Directions for this task »
Select every line below containing the word "الموت".

>> Begin

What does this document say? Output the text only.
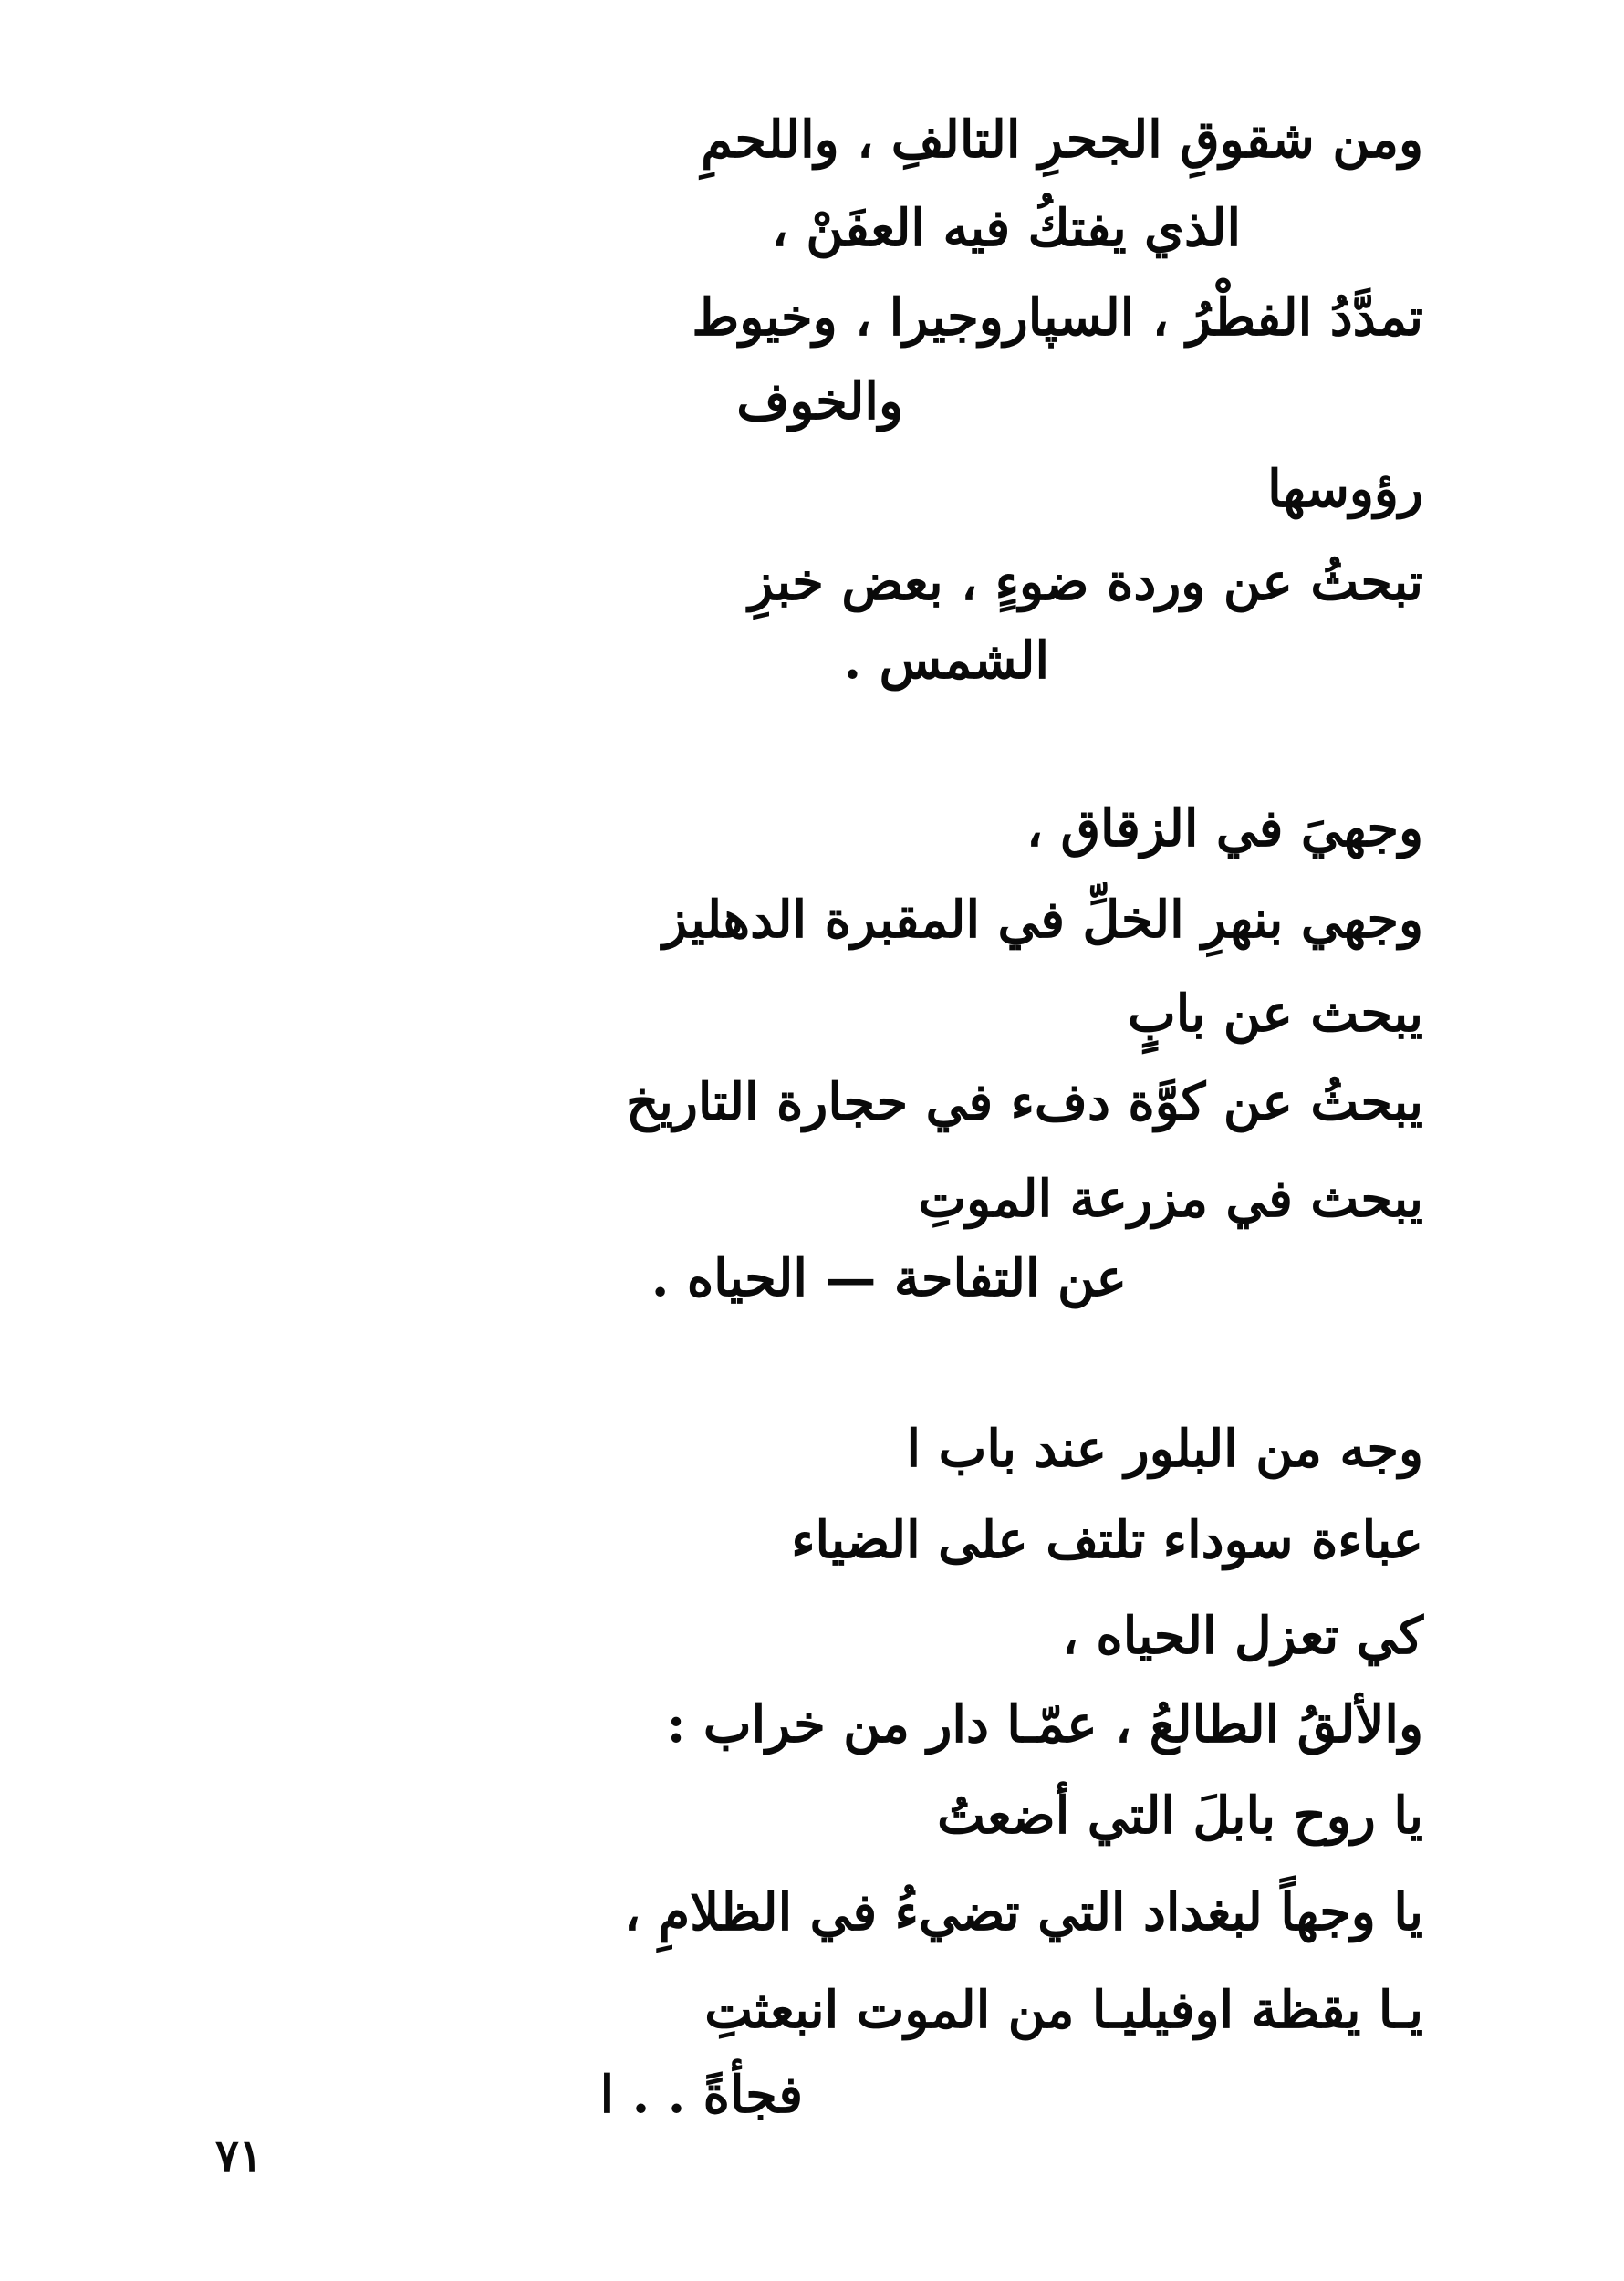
ومن شقوقِ الجحرِ التالفِ ، واللحمِ
الذي يفتكُ فيه العفَنْ ،
تمدَّدُ الفطْرُ ، السپاروجيرا ، وخيوط
والخوف
رؤوسها
تبحثُ عن وردة ضوءٍ ، بعض خبزِ
الشمس .
وجهيَ في الزقاق ،
وجهي بنهرِ الخلِّ في المقبرة الدهليز
يبحث عن بابٍ
يبحثُ عن كوَّة دفء في حجارة التاريخ
يبحث في مزرعة الموتِ
عن التفاحة — الحياه .
وجه من البلور عند باب ا
عباءة سوداء تلتف على الضياء
كي تعزل الحياه ،
والألقُ الطالعُ ، عمّـا دار من خراب :
يا روح بابلَ التي أضعتُ
يا وجهاً لبغداد التي تضيءُ في الظلامِ ،
يـا يقظة اوفيليـا من الموت انبعثتِ
فجأةً . . ا
٧١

>> End

Solution to the exercise »
يبحث في مزرعة الموتِ
يـا يقظة اوفيليـا من الموت انبعثتِ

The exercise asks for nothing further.